Reproduce the rows below with every "bar-contract-liabilities" renamed to "bar-liability", leaving everything else unchanged. Leave the pictures out of your copy.

(Data items)
================

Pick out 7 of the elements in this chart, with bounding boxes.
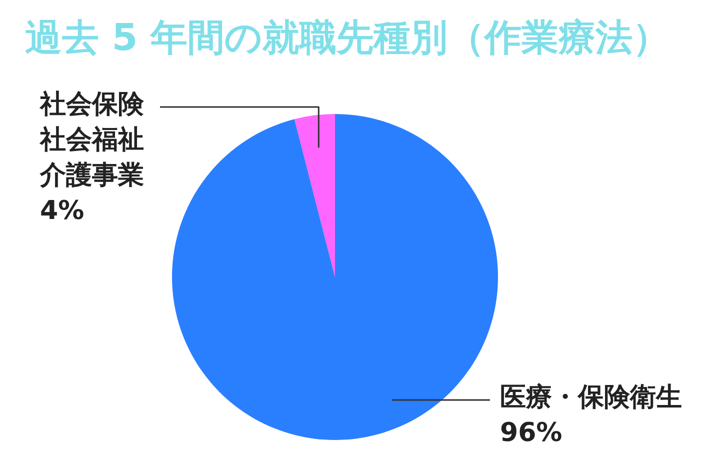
chart-title: 過去 5 年間の就職先種別（作業療法） bbox=[25, 16, 670, 59]
data-label: 96% bbox=[500, 418, 562, 448]
slice-label: 社会保険社会福祉介護事業 bbox=[39, 89, 145, 190]
pie-slice bbox=[172, 114, 498, 440]
data-label: 4% bbox=[40, 196, 84, 226]
pie-slice bbox=[294, 114, 335, 277]
slice-label: 医療・保険衛生 bbox=[500, 382, 682, 412]
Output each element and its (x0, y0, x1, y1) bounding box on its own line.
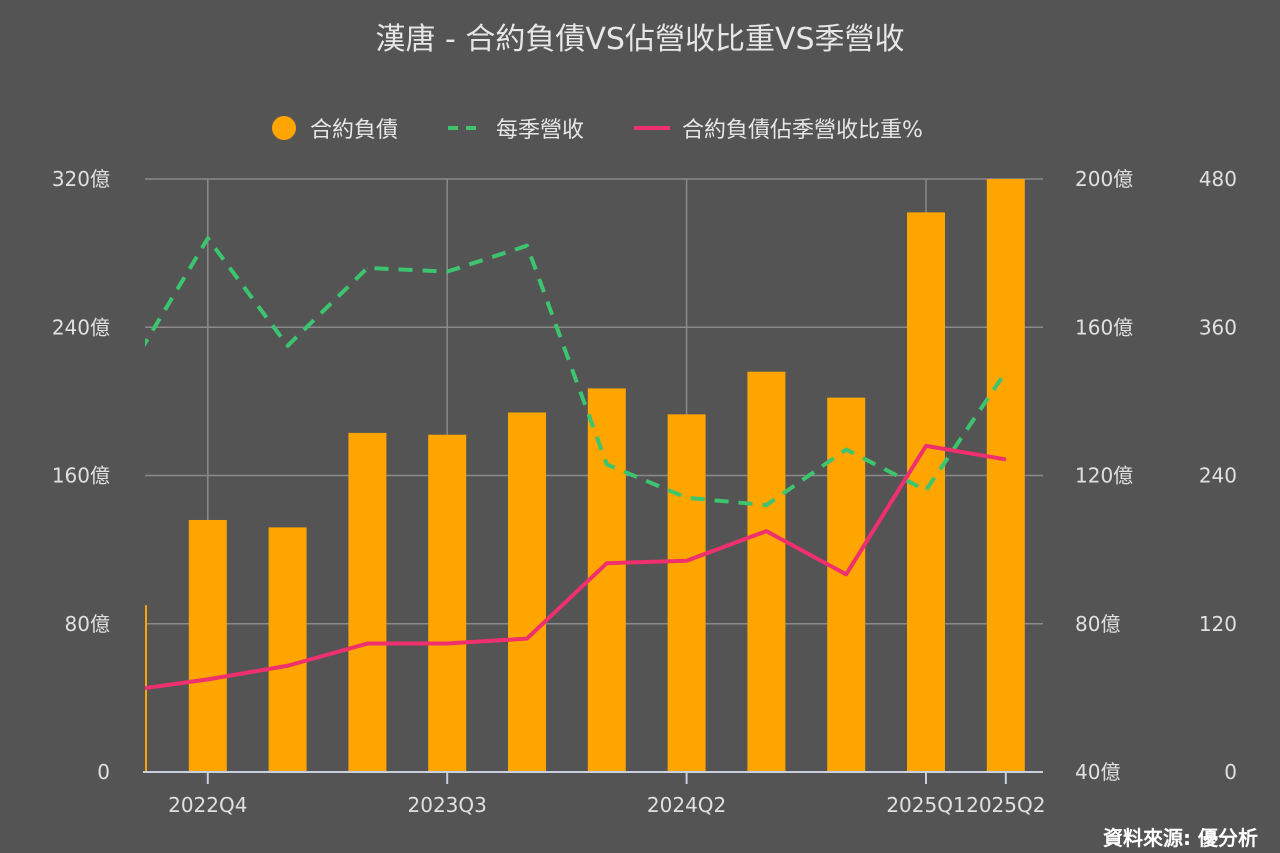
y-tick-label-right1: 120億 (1075, 464, 1133, 488)
line-revenue-point (526, 245, 528, 247)
y-tick-label-right2: 0 (1224, 760, 1237, 784)
line-ratio-point (1005, 458, 1007, 460)
legend-label: 合約負債 (310, 118, 399, 143)
line-ratio-point (446, 643, 448, 645)
bar-contract-liabilities (986, 179, 1025, 772)
bar-contract-liabilities (747, 371, 786, 772)
line-revenue-point (366, 267, 368, 269)
bar-contract-liabilities (907, 212, 945, 772)
line-revenue-point (1005, 371, 1007, 373)
legend-item-contract-liabilities[interactable]: 合約負債 (270, 112, 398, 144)
line-revenue-point (446, 271, 448, 273)
line-revenue-point (686, 497, 688, 499)
bar-contract-liabilities (268, 527, 307, 772)
y-tick-label-left: 320億 (52, 167, 110, 191)
legend-label: 每季營收 (496, 118, 585, 143)
legend-label: 合約負債佔季營收比重% (682, 118, 923, 143)
line-ratio-point (686, 560, 688, 562)
bar-contract-liabilities (188, 519, 227, 772)
bar-contract-liabilities (827, 397, 866, 772)
y-tick-label-left: 240億 (52, 315, 110, 339)
line-ratio-point (526, 638, 528, 640)
source-note: 資料來源: 優分析 (1103, 826, 1258, 850)
line-ratio-point (366, 643, 368, 645)
y-tick-label-right1: 160億 (1075, 315, 1133, 339)
y-tick-label-right1: 80億 (1075, 612, 1120, 636)
y-tick-label-right1: 40億 (1075, 760, 1120, 784)
y-tick-label-right1: 200億 (1075, 167, 1133, 191)
line-revenue (145, 236, 1008, 508)
line-revenue-point (765, 504, 767, 506)
line-revenue-point (845, 449, 847, 451)
bar-contract-liabilities (348, 432, 387, 772)
y-tick-label-right2: 360 (1199, 315, 1237, 339)
x-tick-label: 2025Q1 (886, 793, 965, 817)
y-tick-label-left: 0 (97, 760, 110, 784)
x-tick-label: 2023Q3 (408, 793, 487, 817)
bar-contract-liabilities (428, 434, 467, 772)
line-ratio-point (845, 573, 847, 575)
legend-item-ratio[interactable]: 合約負債佔季營收比重% (634, 112, 923, 144)
bar-contract-liabilities (145, 605, 147, 772)
y-tick-label-right2: 480 (1199, 167, 1237, 191)
line-ratio-point (287, 665, 289, 667)
y-tick-label-right2: 240 (1199, 464, 1237, 488)
line-revenue-point (128, 371, 129, 372)
bar-contract-liabilities (508, 412, 546, 772)
bar-contract-liabilities (587, 388, 626, 772)
line-revenue-point (287, 345, 289, 347)
x-tick-label: 2022Q4 (168, 793, 247, 817)
line-ratio-point (765, 530, 767, 532)
line-revenue-point (207, 237, 209, 239)
line-revenue-point (925, 489, 927, 491)
y-tick-label-right2: 120 (1199, 612, 1237, 636)
x-tick-label: 2024Q2 (647, 793, 726, 817)
y-tick-label-left: 160億 (52, 464, 110, 488)
legend: 合約負債 每季營收 合約負債佔季營收比重% (270, 112, 923, 144)
line-ratio-point (925, 445, 927, 447)
bar-contract-liabilities (667, 414, 706, 772)
line-revenue-point (606, 463, 608, 465)
line-ratio-point (207, 678, 209, 680)
line-ratio-point (128, 690, 129, 691)
line-ratio-point (606, 562, 608, 564)
chart-title: 漢唐 - 合約負債VS佔營收比重VS季營收 (375, 22, 905, 57)
legend-item-revenue[interactable]: 每季營收 (448, 112, 584, 144)
y-tick-label-left: 80億 (65, 612, 110, 636)
line-ratio (145, 443, 1007, 691)
x-tick-label: 2025Q2 (966, 793, 1045, 817)
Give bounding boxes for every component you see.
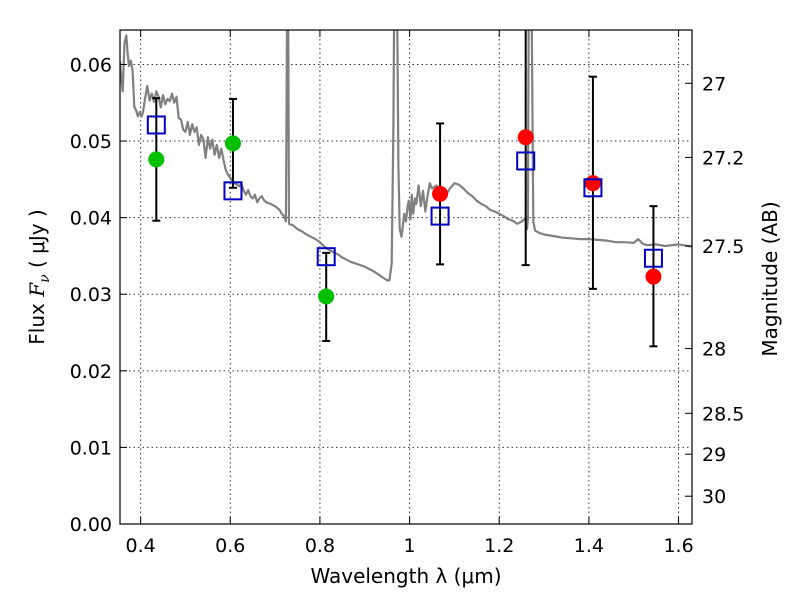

================

WRITTEN RESPONSE:
Pick out 7 of the elements in this chart, with bounding boxes.
chart-title: 過去 5 年間の就職先種別（作業療法） bbox=[25, 16, 670, 59]
data-label: 96% bbox=[500, 418, 562, 448]
slice-label: 社会保険社会福祉介護事業 bbox=[39, 89, 145, 190]
pie-slice bbox=[172, 114, 498, 440]
data-label: 4% bbox=[40, 196, 84, 226]
pie-slice bbox=[294, 114, 335, 277]
slice-label: 医療・保険衛生 bbox=[500, 382, 682, 412]
Output each element and its (x0, y0, x1, y1) bounding box on its own line.
y-tick-label-right1: 120億 (1075, 464, 1133, 488)
line-revenue-point (526, 245, 528, 247)
y-tick-label-right2: 0 (1224, 760, 1237, 784)
line-ratio-point (1005, 458, 1007, 460)
legend-label: 合約負債 (310, 118, 399, 143)
line-ratio-point (446, 643, 448, 645)
bar-liability (986, 179, 1025, 772)
bar-liability (747, 371, 786, 772)
line-revenue-point (366, 267, 368, 269)
bar-liability (907, 212, 945, 772)
line-revenue-point (1005, 371, 1007, 373)
legend-item-contract-liabilities[interactable]: 合約負債 (270, 112, 398, 144)
line-revenue-point (446, 271, 448, 273)
line-revenue-point (686, 497, 688, 499)
bar-liability (268, 527, 307, 772)
y-tick-label-left: 320億 (52, 167, 110, 191)
legend-label: 每季營收 (496, 118, 585, 143)
legend-label: 合約負債佔季營收比重% (682, 118, 923, 143)
line-ratio-point (686, 560, 688, 562)
bar-liability (188, 519, 227, 772)
bar-liability (827, 397, 866, 772)
y-tick-label-left: 240億 (52, 315, 110, 339)
line-ratio-point (526, 638, 528, 640)
source-note: 資料來源: 優分析 (1103, 826, 1258, 850)
line-ratio-point (366, 643, 368, 645)
y-tick-label-right1: 160億 (1075, 315, 1133, 339)
y-tick-label-right1: 80億 (1075, 612, 1120, 636)
y-tick-label-right1: 40億 (1075, 760, 1120, 784)
y-tick-label-right1: 200億 (1075, 167, 1133, 191)
line-revenue (145, 236, 1008, 508)
line-revenue-point (765, 504, 767, 506)
line-revenue-point (845, 449, 847, 451)
bar-liability (348, 432, 387, 772)
y-tick-label-right2: 360 (1199, 315, 1237, 339)
x-tick-label: 2025Q1 (886, 793, 965, 817)
y-tick-label-left: 0 (97, 760, 110, 784)
x-tick-label: 2023Q3 (408, 793, 487, 817)
bar-liability (428, 434, 467, 772)
line-ratio-point (845, 573, 847, 575)
legend-item-ratio[interactable]: 合約負債佔季營收比重% (634, 112, 923, 144)
bar-liability (145, 605, 147, 772)
y-tick-label-right2: 480 (1199, 167, 1237, 191)
line-ratio-point (287, 665, 289, 667)
y-tick-label-right2: 240 (1199, 464, 1237, 488)
line-revenue-point (128, 371, 129, 372)
bar-liability (508, 412, 546, 772)
bar-liability (587, 388, 626, 772)
line-revenue-point (287, 345, 289, 347)
x-tick-label: 2022Q4 (168, 793, 247, 817)
line-ratio-point (765, 530, 767, 532)
line-revenue-point (207, 237, 209, 239)
line-revenue-point (925, 489, 927, 491)
y-tick-label-right2: 120 (1199, 612, 1237, 636)
x-tick-label: 2024Q2 (647, 793, 726, 817)
y-tick-label-left: 160億 (52, 464, 110, 488)
legend: 合約負債 每季營收 合約負債佔季營收比重% (270, 112, 923, 144)
line-ratio-point (925, 445, 927, 447)
bar-liability (667, 414, 706, 772)
line-revenue-point (606, 463, 608, 465)
line-ratio-point (207, 678, 209, 680)
line-ratio-point (128, 690, 129, 691)
line-ratio-point (606, 562, 608, 564)
chart-title: 漢唐 - 合約負債VS佔營收比重VS季營收 (375, 22, 905, 57)
legend-item-revenue[interactable]: 每季營收 (448, 112, 584, 144)
y-tick-label-left: 80億 (65, 612, 110, 636)
line-ratio (145, 443, 1007, 691)
x-tick-label: 2025Q2 (966, 793, 1045, 817)
Give bounding boxes for every component you see.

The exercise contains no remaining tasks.